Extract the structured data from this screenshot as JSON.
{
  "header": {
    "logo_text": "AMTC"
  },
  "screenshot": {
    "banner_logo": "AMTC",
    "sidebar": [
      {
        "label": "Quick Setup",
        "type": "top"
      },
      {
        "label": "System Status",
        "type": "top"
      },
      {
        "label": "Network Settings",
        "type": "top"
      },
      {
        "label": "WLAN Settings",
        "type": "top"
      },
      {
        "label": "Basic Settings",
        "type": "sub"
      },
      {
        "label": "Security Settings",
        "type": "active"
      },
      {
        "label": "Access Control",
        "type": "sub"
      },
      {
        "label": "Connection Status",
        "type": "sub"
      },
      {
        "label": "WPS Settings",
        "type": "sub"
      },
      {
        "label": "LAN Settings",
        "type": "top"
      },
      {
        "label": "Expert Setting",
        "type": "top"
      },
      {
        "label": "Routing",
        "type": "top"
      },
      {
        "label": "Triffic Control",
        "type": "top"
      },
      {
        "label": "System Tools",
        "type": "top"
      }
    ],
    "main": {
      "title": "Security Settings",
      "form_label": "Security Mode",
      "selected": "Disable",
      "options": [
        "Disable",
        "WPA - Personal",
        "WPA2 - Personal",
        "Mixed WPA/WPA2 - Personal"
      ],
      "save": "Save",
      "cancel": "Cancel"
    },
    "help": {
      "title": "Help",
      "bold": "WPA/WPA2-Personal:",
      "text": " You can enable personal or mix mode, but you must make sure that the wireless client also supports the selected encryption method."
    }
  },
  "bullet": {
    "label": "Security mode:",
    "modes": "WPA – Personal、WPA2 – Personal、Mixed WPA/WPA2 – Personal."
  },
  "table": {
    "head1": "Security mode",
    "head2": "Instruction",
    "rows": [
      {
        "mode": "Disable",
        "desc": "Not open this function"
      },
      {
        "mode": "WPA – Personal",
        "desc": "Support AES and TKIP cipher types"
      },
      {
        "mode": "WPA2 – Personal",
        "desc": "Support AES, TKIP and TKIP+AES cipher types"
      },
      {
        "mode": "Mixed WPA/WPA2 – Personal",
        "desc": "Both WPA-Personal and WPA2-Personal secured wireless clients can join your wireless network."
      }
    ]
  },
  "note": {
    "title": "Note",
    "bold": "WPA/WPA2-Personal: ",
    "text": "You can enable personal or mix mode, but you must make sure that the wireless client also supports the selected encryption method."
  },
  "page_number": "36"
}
--- --- ---
> [EXERCISE INSTRUCTIONS] Work out how many lines of the listing above include the word "title". Reply with nothing but the count.

> [TASK RESPONSE] 3